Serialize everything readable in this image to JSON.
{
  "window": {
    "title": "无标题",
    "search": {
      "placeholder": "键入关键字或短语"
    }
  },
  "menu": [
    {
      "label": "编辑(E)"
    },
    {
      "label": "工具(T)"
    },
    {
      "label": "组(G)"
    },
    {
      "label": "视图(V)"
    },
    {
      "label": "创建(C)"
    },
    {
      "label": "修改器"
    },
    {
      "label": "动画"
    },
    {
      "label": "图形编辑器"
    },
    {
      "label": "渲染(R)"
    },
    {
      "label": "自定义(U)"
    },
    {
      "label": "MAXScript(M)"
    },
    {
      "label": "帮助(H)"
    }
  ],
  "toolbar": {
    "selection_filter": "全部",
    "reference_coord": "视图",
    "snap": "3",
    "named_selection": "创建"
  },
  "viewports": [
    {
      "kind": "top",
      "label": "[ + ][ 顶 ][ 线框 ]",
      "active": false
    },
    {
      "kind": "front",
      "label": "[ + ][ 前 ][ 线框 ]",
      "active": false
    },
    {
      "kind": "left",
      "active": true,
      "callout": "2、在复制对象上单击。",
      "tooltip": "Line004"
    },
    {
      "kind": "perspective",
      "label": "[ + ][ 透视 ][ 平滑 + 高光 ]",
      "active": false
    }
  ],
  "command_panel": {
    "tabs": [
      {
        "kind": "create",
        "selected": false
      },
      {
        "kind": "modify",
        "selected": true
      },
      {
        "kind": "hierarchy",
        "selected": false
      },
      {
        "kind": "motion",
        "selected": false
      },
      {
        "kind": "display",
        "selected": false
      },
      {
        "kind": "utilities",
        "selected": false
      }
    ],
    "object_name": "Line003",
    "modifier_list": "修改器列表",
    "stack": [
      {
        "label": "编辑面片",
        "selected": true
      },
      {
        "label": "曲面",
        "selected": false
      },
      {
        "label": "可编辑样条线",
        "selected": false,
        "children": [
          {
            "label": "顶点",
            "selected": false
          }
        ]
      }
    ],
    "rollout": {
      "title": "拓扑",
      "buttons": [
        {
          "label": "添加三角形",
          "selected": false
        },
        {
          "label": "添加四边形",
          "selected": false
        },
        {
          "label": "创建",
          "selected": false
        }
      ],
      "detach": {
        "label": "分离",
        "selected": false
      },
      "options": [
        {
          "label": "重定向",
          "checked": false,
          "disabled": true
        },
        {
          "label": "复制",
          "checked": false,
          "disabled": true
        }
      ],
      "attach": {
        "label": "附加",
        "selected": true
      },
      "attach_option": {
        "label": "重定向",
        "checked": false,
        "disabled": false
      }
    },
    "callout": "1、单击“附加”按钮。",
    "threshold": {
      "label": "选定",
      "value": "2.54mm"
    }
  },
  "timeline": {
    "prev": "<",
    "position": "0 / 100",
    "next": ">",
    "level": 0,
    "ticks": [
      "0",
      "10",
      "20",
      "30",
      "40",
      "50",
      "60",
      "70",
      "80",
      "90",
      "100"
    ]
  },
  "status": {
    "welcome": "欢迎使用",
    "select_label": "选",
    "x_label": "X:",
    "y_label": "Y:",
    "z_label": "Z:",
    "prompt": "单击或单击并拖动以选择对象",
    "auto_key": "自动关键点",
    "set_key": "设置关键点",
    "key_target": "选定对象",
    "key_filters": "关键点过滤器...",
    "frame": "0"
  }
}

—————

DO THIS: Each record above should be repeated exactly as it appears.

FINAL RESULT:
Serialize everything readable in this image to JSON.
{
  "window": {
    "title": "无标题",
    "search": {
      "placeholder": "键入关键字或短语"
    }
  },
  "menu": [
    {
      "label": "编辑(E)"
    },
    {
      "label": "工具(T)"
    },
    {
      "label": "组(G)"
    },
    {
      "label": "视图(V)"
    },
    {
      "label": "创建(C)"
    },
    {
      "label": "修改器"
    },
    {
      "label": "动画"
    },
    {
      "label": "图形编辑器"
    },
    {
      "label": "渲染(R)"
    },
    {
      "label": "自定义(U)"
    },
    {
      "label": "MAXScript(M)"
    },
    {
      "label": "帮助(H)"
    }
  ],
  "toolbar": {
    "selection_filter": "全部",
    "reference_coord": "视图",
    "snap": "3",
    "named_selection": "创建"
  },
  "viewports": [
    {
      "kind": "top",
      "label": "[ + ][ 顶 ][ 线框 ]",
      "active": false
    },
    {
      "kind": "front",
      "label": "[ + ][ 前 ][ 线框 ]",
      "active": false
    },
    {
      "kind": "left",
      "active": true,
      "callout": "2、在复制对象上单击。",
      "tooltip": "Line004"
    },
    {
      "kind": "perspective",
      "label": "[ + ][ 透视 ][ 平滑 + 高光 ]",
      "active": false
    }
  ],
  "command_panel": {
    "tabs": [
      {
        "kind": "create",
        "selected": false
      },
      {
        "kind": "modify",
        "selected": true
      },
      {
        "kind": "hierarchy",
        "selected": false
      },
      {
        "kind": "motion",
        "selected": false
      },
      {
        "kind": "display",
        "selected": false
      },
      {
        "kind": "utilities",
        "selected": false
      }
    ],
    "object_name": "Line003",
    "modifier_list": "修改器列表",
    "stack": [
      {
        "label": "编辑面片",
        "selected": true
      },
      {
        "label": "曲面",
        "selected": false
      },
      {
        "label": "可编辑样条线",
        "selected": false,
        "children": [
          {
            "label": "顶点",
            "selected": false
          }
        ]
      }
    ],
    "rollout": {
      "title": "拓扑",
      "buttons": [
        {
          "label": "添加三角形",
          "selected": false
        },
        {
          "label": "添加四边形",
          "selected": false
        },
        {
          "label": "创建",
          "selected": false
        }
      ],
      "detach": {
        "label": "分离",
        "selected": false
      },
      "options": [
        {
          "label": "重定向",
          "checked": false,
          "disabled": true
        },
        {
          "label": "复制",
          "checked": false,
          "disabled": true
        }
      ],
      "attach": {
        "label": "附加",
        "selected": true
      },
      "attach_option": {
        "label": "重定向",
        "checked": false,
        "disabled": false
      }
    },
    "callout": "1、单击“附加”按钮。",
    "threshold": {
      "label": "选定",
      "value": "2.54mm"
    }
  },
  "timeline": {
    "prev": "<",
    "position": "0 / 100",
    "next": ">",
    "level": 0,
    "ticks": [
      "0",
      "10",
      "20",
      "30",
      "40",
      "50",
      "60",
      "70",
      "80",
      "90",
      "100"
    ]
  },
  "status": {
    "welcome": "欢迎使用",
    "select_label": "选",
    "x_label": "X:",
    "y_label": "Y:",
    "z_label": "Z:",
    "prompt": "单击或单击并拖动以选择对象",
    "auto_key": "自动关键点",
    "set_key": "设置关键点",
    "key_target": "选定对象",
    "key_filters": "关键点过滤器...",
    "frame": "0"
  }
}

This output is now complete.